Output each entry verbatim and exclude every picture from it.

— START OF Extracted records —

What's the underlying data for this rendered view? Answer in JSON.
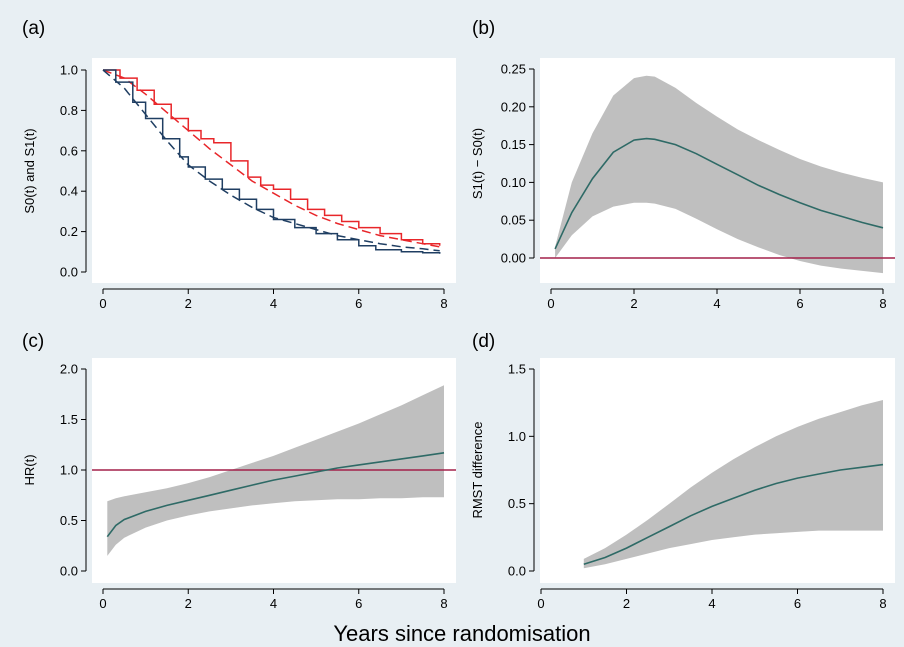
{
  "colors": {
    "background": "#e8eff3",
    "plot_area": "#ffffff",
    "red": "#e8262a",
    "navy": "#1f3e62",
    "teal": "#2e6a66",
    "band": "#bfbfbf",
    "refline": "#a3204a"
  },
  "global_xlabel": "Years since randomisation",
  "chart_data": [
    {
      "panel": "(a)",
      "type": "line",
      "ylabel": "S0(t) and S1(t)",
      "xlim": [
        0,
        8
      ],
      "ylim": [
        0,
        1
      ],
      "xticks": [
        "0",
        "2",
        "4",
        "6",
        "8"
      ],
      "yticks": [
        "0.0",
        "0.2",
        "0.4",
        "0.6",
        "0.8",
        "1.0"
      ],
      "series": [
        {
          "color": "red",
          "style": "step",
          "x": [
            0.0,
            0.4,
            0.8,
            1.2,
            1.6,
            2.0,
            2.3,
            2.6,
            3.0,
            3.4,
            3.7,
            4.0,
            4.4,
            4.8,
            5.2,
            5.6,
            6.0,
            6.5,
            7.0,
            7.5,
            7.9
          ],
          "y": [
            1.0,
            0.96,
            0.9,
            0.83,
            0.76,
            0.7,
            0.66,
            0.64,
            0.55,
            0.47,
            0.43,
            0.41,
            0.36,
            0.31,
            0.28,
            0.25,
            0.22,
            0.19,
            0.16,
            0.14,
            0.13
          ]
        },
        {
          "color": "red",
          "style": "dash",
          "x": [
            0.0,
            0.5,
            1.0,
            1.5,
            2.0,
            2.5,
            3.0,
            3.5,
            4.0,
            4.5,
            5.0,
            5.5,
            6.0,
            6.5,
            7.0,
            7.5,
            7.9
          ],
          "y": [
            1.0,
            0.96,
            0.88,
            0.79,
            0.7,
            0.61,
            0.53,
            0.45,
            0.39,
            0.33,
            0.28,
            0.24,
            0.21,
            0.18,
            0.16,
            0.14,
            0.125
          ]
        },
        {
          "color": "navy",
          "style": "step",
          "x": [
            0.0,
            0.3,
            0.7,
            1.0,
            1.4,
            1.8,
            2.0,
            2.4,
            2.8,
            3.2,
            3.6,
            4.0,
            4.5,
            5.0,
            5.5,
            6.0,
            6.4,
            7.0,
            7.5,
            7.9
          ],
          "y": [
            1.0,
            0.94,
            0.84,
            0.76,
            0.66,
            0.57,
            0.52,
            0.46,
            0.41,
            0.36,
            0.31,
            0.26,
            0.22,
            0.19,
            0.16,
            0.13,
            0.11,
            0.1,
            0.095,
            0.09
          ]
        },
        {
          "color": "navy",
          "style": "dash",
          "x": [
            0.0,
            0.5,
            1.0,
            1.5,
            2.0,
            2.5,
            3.0,
            3.5,
            4.0,
            4.5,
            5.0,
            5.5,
            6.0,
            6.5,
            7.0,
            7.5,
            7.9
          ],
          "y": [
            1.0,
            0.91,
            0.78,
            0.65,
            0.53,
            0.45,
            0.38,
            0.32,
            0.27,
            0.24,
            0.21,
            0.18,
            0.16,
            0.14,
            0.125,
            0.115,
            0.105
          ]
        }
      ]
    },
    {
      "panel": "(b)",
      "type": "area",
      "ylabel": "S1(t) − S0(t)",
      "xlim": [
        0,
        8
      ],
      "ylim": [
        -0.02,
        0.25
      ],
      "xticks": [
        "0",
        "2",
        "4",
        "6",
        "8"
      ],
      "yticks": [
        "0.00",
        "0.05",
        "0.10",
        "0.15",
        "0.20",
        "0.25"
      ],
      "refline": 0,
      "x": [
        0.1,
        0.5,
        1.0,
        1.5,
        2.0,
        2.3,
        2.5,
        3.0,
        3.5,
        4.0,
        4.5,
        5.0,
        5.5,
        6.0,
        6.5,
        7.0,
        7.5,
        8.0
      ],
      "estimate": [
        0.012,
        0.06,
        0.105,
        0.14,
        0.156,
        0.158,
        0.157,
        0.15,
        0.138,
        0.124,
        0.11,
        0.096,
        0.084,
        0.073,
        0.063,
        0.055,
        0.047,
        0.04
      ],
      "upper": [
        0.015,
        0.1,
        0.165,
        0.215,
        0.238,
        0.241,
        0.24,
        0.225,
        0.205,
        0.187,
        0.17,
        0.156,
        0.143,
        0.131,
        0.121,
        0.113,
        0.106,
        0.1
      ],
      "lower": [
        0.0,
        0.03,
        0.055,
        0.068,
        0.073,
        0.073,
        0.072,
        0.065,
        0.052,
        0.038,
        0.025,
        0.014,
        0.004,
        -0.004,
        -0.01,
        -0.014,
        -0.017,
        -0.02
      ]
    },
    {
      "panel": "(c)",
      "type": "area",
      "ylabel": "HR(t)",
      "xlim": [
        0,
        8
      ],
      "ylim": [
        0,
        2
      ],
      "xticks": [
        "0",
        "2",
        "4",
        "6",
        "8"
      ],
      "yticks": [
        "0.0",
        "0.5",
        "1.0",
        "1.5",
        "2.0"
      ],
      "refline": 1,
      "x": [
        0.1,
        0.3,
        0.5,
        1.0,
        1.5,
        2.0,
        2.5,
        3.0,
        3.5,
        4.0,
        4.5,
        5.0,
        5.5,
        6.0,
        6.5,
        7.0,
        7.5,
        8.0
      ],
      "estimate": [
        0.34,
        0.45,
        0.51,
        0.59,
        0.65,
        0.7,
        0.75,
        0.8,
        0.85,
        0.9,
        0.94,
        0.98,
        1.02,
        1.05,
        1.08,
        1.11,
        1.14,
        1.17
      ],
      "upper": [
        0.69,
        0.72,
        0.74,
        0.78,
        0.82,
        0.87,
        0.93,
        1.0,
        1.07,
        1.14,
        1.22,
        1.3,
        1.38,
        1.46,
        1.55,
        1.64,
        1.74,
        1.84
      ],
      "lower": [
        0.15,
        0.26,
        0.33,
        0.43,
        0.5,
        0.55,
        0.59,
        0.62,
        0.65,
        0.67,
        0.69,
        0.7,
        0.71,
        0.71,
        0.72,
        0.72,
        0.73,
        0.73
      ]
    },
    {
      "panel": "(d)",
      "type": "area",
      "ylabel": "RMST difference",
      "xlim": [
        0,
        8
      ],
      "ylim": [
        0,
        1.5
      ],
      "xticks": [
        "0",
        "2",
        "4",
        "6",
        "8"
      ],
      "yticks": [
        "0.0",
        "0.5",
        "1.0",
        "1.5"
      ],
      "x": [
        1.0,
        1.5,
        2.0,
        2.5,
        3.0,
        3.5,
        4.0,
        4.5,
        5.0,
        5.5,
        6.0,
        6.5,
        7.0,
        7.5,
        8.0
      ],
      "estimate": [
        0.05,
        0.1,
        0.17,
        0.25,
        0.33,
        0.41,
        0.48,
        0.54,
        0.6,
        0.65,
        0.69,
        0.72,
        0.75,
        0.77,
        0.79
      ],
      "upper": [
        0.09,
        0.17,
        0.27,
        0.38,
        0.5,
        0.62,
        0.73,
        0.83,
        0.92,
        1.0,
        1.07,
        1.13,
        1.18,
        1.23,
        1.27
      ],
      "lower": [
        0.02,
        0.05,
        0.09,
        0.13,
        0.17,
        0.2,
        0.23,
        0.25,
        0.27,
        0.28,
        0.29,
        0.3,
        0.3,
        0.3,
        0.3
      ]
    }
  ]
}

— END OF Extracted records —

**Full solution**.
What's the underlying data for this rendered view? Answer in JSON.
{
  "colors": {
    "background": "#e8eff3",
    "plot_area": "#ffffff",
    "red": "#e8262a",
    "navy": "#1f3e62",
    "teal": "#2e6a66",
    "band": "#bfbfbf",
    "refline": "#a3204a"
  },
  "global_xlabel": "Years since randomisation",
  "chart_data": [
    {
      "panel": "(a)",
      "type": "line",
      "ylabel": "S0(t) and S1(t)",
      "xlim": [
        0,
        8
      ],
      "ylim": [
        0,
        1
      ],
      "xticks": [
        "0",
        "2",
        "4",
        "6",
        "8"
      ],
      "yticks": [
        "0.0",
        "0.2",
        "0.4",
        "0.6",
        "0.8",
        "1.0"
      ],
      "series": [
        {
          "color": "red",
          "style": "step",
          "x": [
            0.0,
            0.4,
            0.8,
            1.2,
            1.6,
            2.0,
            2.3,
            2.6,
            3.0,
            3.4,
            3.7,
            4.0,
            4.4,
            4.8,
            5.2,
            5.6,
            6.0,
            6.5,
            7.0,
            7.5,
            7.9
          ],
          "y": [
            1.0,
            0.96,
            0.9,
            0.83,
            0.76,
            0.7,
            0.66,
            0.64,
            0.55,
            0.47,
            0.43,
            0.41,
            0.36,
            0.31,
            0.28,
            0.25,
            0.22,
            0.19,
            0.16,
            0.14,
            0.13
          ]
        },
        {
          "color": "red",
          "style": "dash",
          "x": [
            0.0,
            0.5,
            1.0,
            1.5,
            2.0,
            2.5,
            3.0,
            3.5,
            4.0,
            4.5,
            5.0,
            5.5,
            6.0,
            6.5,
            7.0,
            7.5,
            7.9
          ],
          "y": [
            1.0,
            0.96,
            0.88,
            0.79,
            0.7,
            0.61,
            0.53,
            0.45,
            0.39,
            0.33,
            0.28,
            0.24,
            0.21,
            0.18,
            0.16,
            0.14,
            0.125
          ]
        },
        {
          "color": "navy",
          "style": "step",
          "x": [
            0.0,
            0.3,
            0.7,
            1.0,
            1.4,
            1.8,
            2.0,
            2.4,
            2.8,
            3.2,
            3.6,
            4.0,
            4.5,
            5.0,
            5.5,
            6.0,
            6.4,
            7.0,
            7.5,
            7.9
          ],
          "y": [
            1.0,
            0.94,
            0.84,
            0.76,
            0.66,
            0.57,
            0.52,
            0.46,
            0.41,
            0.36,
            0.31,
            0.26,
            0.22,
            0.19,
            0.16,
            0.13,
            0.11,
            0.1,
            0.095,
            0.09
          ]
        },
        {
          "color": "navy",
          "style": "dash",
          "x": [
            0.0,
            0.5,
            1.0,
            1.5,
            2.0,
            2.5,
            3.0,
            3.5,
            4.0,
            4.5,
            5.0,
            5.5,
            6.0,
            6.5,
            7.0,
            7.5,
            7.9
          ],
          "y": [
            1.0,
            0.91,
            0.78,
            0.65,
            0.53,
            0.45,
            0.38,
            0.32,
            0.27,
            0.24,
            0.21,
            0.18,
            0.16,
            0.14,
            0.125,
            0.115,
            0.105
          ]
        }
      ]
    },
    {
      "panel": "(b)",
      "type": "area",
      "ylabel": "S1(t) − S0(t)",
      "xlim": [
        0,
        8
      ],
      "ylim": [
        -0.02,
        0.25
      ],
      "xticks": [
        "0",
        "2",
        "4",
        "6",
        "8"
      ],
      "yticks": [
        "0.00",
        "0.05",
        "0.10",
        "0.15",
        "0.20",
        "0.25"
      ],
      "refline": 0,
      "x": [
        0.1,
        0.5,
        1.0,
        1.5,
        2.0,
        2.3,
        2.5,
        3.0,
        3.5,
        4.0,
        4.5,
        5.0,
        5.5,
        6.0,
        6.5,
        7.0,
        7.5,
        8.0
      ],
      "estimate": [
        0.012,
        0.06,
        0.105,
        0.14,
        0.156,
        0.158,
        0.157,
        0.15,
        0.138,
        0.124,
        0.11,
        0.096,
        0.084,
        0.073,
        0.063,
        0.055,
        0.047,
        0.04
      ],
      "upper": [
        0.015,
        0.1,
        0.165,
        0.215,
        0.238,
        0.241,
        0.24,
        0.225,
        0.205,
        0.187,
        0.17,
        0.156,
        0.143,
        0.131,
        0.121,
        0.113,
        0.106,
        0.1
      ],
      "lower": [
        0.0,
        0.03,
        0.055,
        0.068,
        0.073,
        0.073,
        0.072,
        0.065,
        0.052,
        0.038,
        0.025,
        0.014,
        0.004,
        -0.004,
        -0.01,
        -0.014,
        -0.017,
        -0.02
      ]
    },
    {
      "panel": "(c)",
      "type": "area",
      "ylabel": "HR(t)",
      "xlim": [
        0,
        8
      ],
      "ylim": [
        0,
        2
      ],
      "xticks": [
        "0",
        "2",
        "4",
        "6",
        "8"
      ],
      "yticks": [
        "0.0",
        "0.5",
        "1.0",
        "1.5",
        "2.0"
      ],
      "refline": 1,
      "x": [
        0.1,
        0.3,
        0.5,
        1.0,
        1.5,
        2.0,
        2.5,
        3.0,
        3.5,
        4.0,
        4.5,
        5.0,
        5.5,
        6.0,
        6.5,
        7.0,
        7.5,
        8.0
      ],
      "estimate": [
        0.34,
        0.45,
        0.51,
        0.59,
        0.65,
        0.7,
        0.75,
        0.8,
        0.85,
        0.9,
        0.94,
        0.98,
        1.02,
        1.05,
        1.08,
        1.11,
        1.14,
        1.17
      ],
      "upper": [
        0.69,
        0.72,
        0.74,
        0.78,
        0.82,
        0.87,
        0.93,
        1.0,
        1.07,
        1.14,
        1.22,
        1.3,
        1.38,
        1.46,
        1.55,
        1.64,
        1.74,
        1.84
      ],
      "lower": [
        0.15,
        0.26,
        0.33,
        0.43,
        0.5,
        0.55,
        0.59,
        0.62,
        0.65,
        0.67,
        0.69,
        0.7,
        0.71,
        0.71,
        0.72,
        0.72,
        0.73,
        0.73
      ]
    },
    {
      "panel": "(d)",
      "type": "area",
      "ylabel": "RMST difference",
      "xlim": [
        0,
        8
      ],
      "ylim": [
        0,
        1.5
      ],
      "xticks": [
        "0",
        "2",
        "4",
        "6",
        "8"
      ],
      "yticks": [
        "0.0",
        "0.5",
        "1.0",
        "1.5"
      ],
      "x": [
        1.0,
        1.5,
        2.0,
        2.5,
        3.0,
        3.5,
        4.0,
        4.5,
        5.0,
        5.5,
        6.0,
        6.5,
        7.0,
        7.5,
        8.0
      ],
      "estimate": [
        0.05,
        0.1,
        0.17,
        0.25,
        0.33,
        0.41,
        0.48,
        0.54,
        0.6,
        0.65,
        0.69,
        0.72,
        0.75,
        0.77,
        0.79
      ],
      "upper": [
        0.09,
        0.17,
        0.27,
        0.38,
        0.5,
        0.62,
        0.73,
        0.83,
        0.92,
        1.0,
        1.07,
        1.13,
        1.18,
        1.23,
        1.27
      ],
      "lower": [
        0.02,
        0.05,
        0.09,
        0.13,
        0.17,
        0.2,
        0.23,
        0.25,
        0.27,
        0.28,
        0.29,
        0.3,
        0.3,
        0.3,
        0.3
      ]
    }
  ]
}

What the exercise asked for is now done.